> [WHAT THE EXERCISE ASKS] Repeat the entries below exactly as they appear, with no pictures.

> [Structured figure records]
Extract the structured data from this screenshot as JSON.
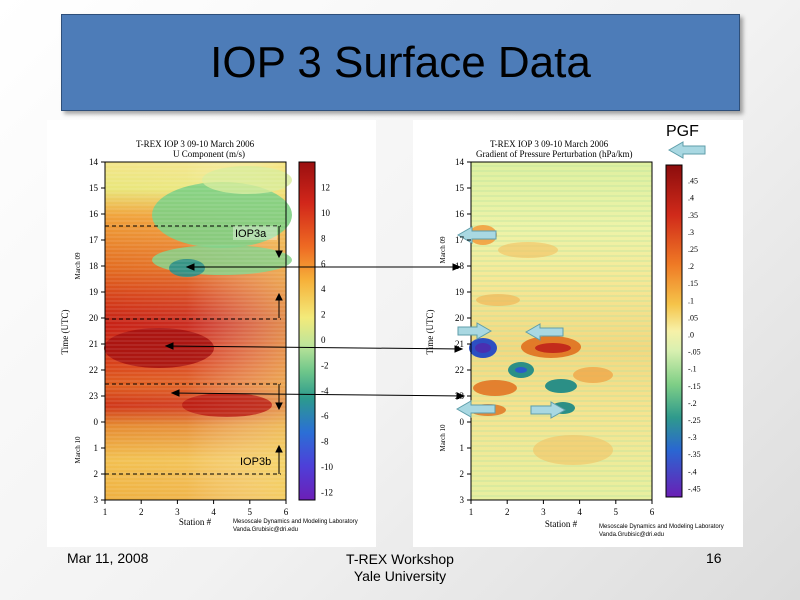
{
  "slide": {
    "title": "IOP 3 Surface Data",
    "footer_date": "Mar 11, 2008",
    "footer_center_line1": "T-REX Workshop",
    "footer_center_line2": "Yale University",
    "page_number": "16"
  },
  "colors": {
    "title_bg": "#4d7cb8",
    "arrow_fill": "#a9d8e2",
    "arrow_stroke": "#5f9eaa"
  },
  "left_plot": {
    "title_line1": "T-REX  IOP 3  09-10 March 2006",
    "title_line2": "U Component (m/s)",
    "ylabel": "Time (UTC)",
    "xlabel": "Station #",
    "day1_label": "March 09",
    "day2_label": "March 10",
    "annotation_a": "IOP3a",
    "annotation_b": "IOP3b",
    "credit_line1": "Mesoscale Dynamics and Modeling Laboratory",
    "credit_line2": "Vanda.Grubisic@dri.edu",
    "time_ticks": [
      "14",
      "15",
      "16",
      "17",
      "18",
      "19",
      "20",
      "21",
      "22",
      "23",
      "0",
      "1",
      "2",
      "3"
    ],
    "station_ticks": [
      "1",
      "2",
      "3",
      "4",
      "5",
      "6"
    ],
    "colorbar_ticks": [
      "12",
      "10",
      "8",
      "6",
      "4",
      "2",
      "0",
      "-2",
      "-4",
      "-6",
      "-8",
      "-10",
      "-12"
    ]
  },
  "right_plot": {
    "title_line1": "T-REX  IOP 3  09-10 March 2006",
    "title_line2": "Gradient of Pressure Perturbation (hPa/km)",
    "ylabel": "Time (UTC)",
    "xlabel": "Station #",
    "day1_label": "March 09",
    "day2_label": "March 10",
    "legend_label": "PGF",
    "credit_line1": "Mesoscale Dynamics and Modeling Laboratory",
    "credit_line2": "Vanda.Grubisic@dri.edu",
    "time_ticks": [
      "14",
      "15",
      "16",
      "17",
      "18",
      "19",
      "20",
      "21",
      "22",
      "23",
      "0",
      "1",
      "2",
      "3"
    ],
    "station_ticks": [
      "1",
      "2",
      "3",
      "4",
      "5",
      "6"
    ],
    "colorbar_ticks": [
      ".45",
      ".4",
      ".35",
      ".3",
      ".25",
      ".2",
      ".15",
      ".1",
      ".05",
      ".0",
      "-.05",
      "-.1",
      "-.15",
      "-.2",
      "-.25",
      "-.3",
      "-.35",
      "-.4",
      "-.45"
    ]
  }
}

> [PROBLEM SOLUTION]
Extract the structured data from this screenshot as JSON.
{
  "slide": {
    "title": "IOP 3 Surface Data",
    "footer_date": "Mar 11, 2008",
    "footer_center_line1": "T-REX Workshop",
    "footer_center_line2": "Yale University",
    "page_number": "16"
  },
  "colors": {
    "title_bg": "#4d7cb8",
    "arrow_fill": "#a9d8e2",
    "arrow_stroke": "#5f9eaa"
  },
  "left_plot": {
    "title_line1": "T-REX  IOP 3  09-10 March 2006",
    "title_line2": "U Component (m/s)",
    "ylabel": "Time (UTC)",
    "xlabel": "Station #",
    "day1_label": "March 09",
    "day2_label": "March 10",
    "annotation_a": "IOP3a",
    "annotation_b": "IOP3b",
    "credit_line1": "Mesoscale Dynamics and Modeling Laboratory",
    "credit_line2": "Vanda.Grubisic@dri.edu",
    "time_ticks": [
      "14",
      "15",
      "16",
      "17",
      "18",
      "19",
      "20",
      "21",
      "22",
      "23",
      "0",
      "1",
      "2",
      "3"
    ],
    "station_ticks": [
      "1",
      "2",
      "3",
      "4",
      "5",
      "6"
    ],
    "colorbar_ticks": [
      "12",
      "10",
      "8",
      "6",
      "4",
      "2",
      "0",
      "-2",
      "-4",
      "-6",
      "-8",
      "-10",
      "-12"
    ]
  },
  "right_plot": {
    "title_line1": "T-REX  IOP 3  09-10 March 2006",
    "title_line2": "Gradient of Pressure Perturbation (hPa/km)",
    "ylabel": "Time (UTC)",
    "xlabel": "Station #",
    "day1_label": "March 09",
    "day2_label": "March 10",
    "legend_label": "PGF",
    "credit_line1": "Mesoscale Dynamics and Modeling Laboratory",
    "credit_line2": "Vanda.Grubisic@dri.edu",
    "time_ticks": [
      "14",
      "15",
      "16",
      "17",
      "18",
      "19",
      "20",
      "21",
      "22",
      "23",
      "0",
      "1",
      "2",
      "3"
    ],
    "station_ticks": [
      "1",
      "2",
      "3",
      "4",
      "5",
      "6"
    ],
    "colorbar_ticks": [
      ".45",
      ".4",
      ".35",
      ".3",
      ".25",
      ".2",
      ".15",
      ".1",
      ".05",
      ".0",
      "-.05",
      "-.1",
      "-.15",
      "-.2",
      "-.25",
      "-.3",
      "-.35",
      "-.4",
      "-.45"
    ]
  }
}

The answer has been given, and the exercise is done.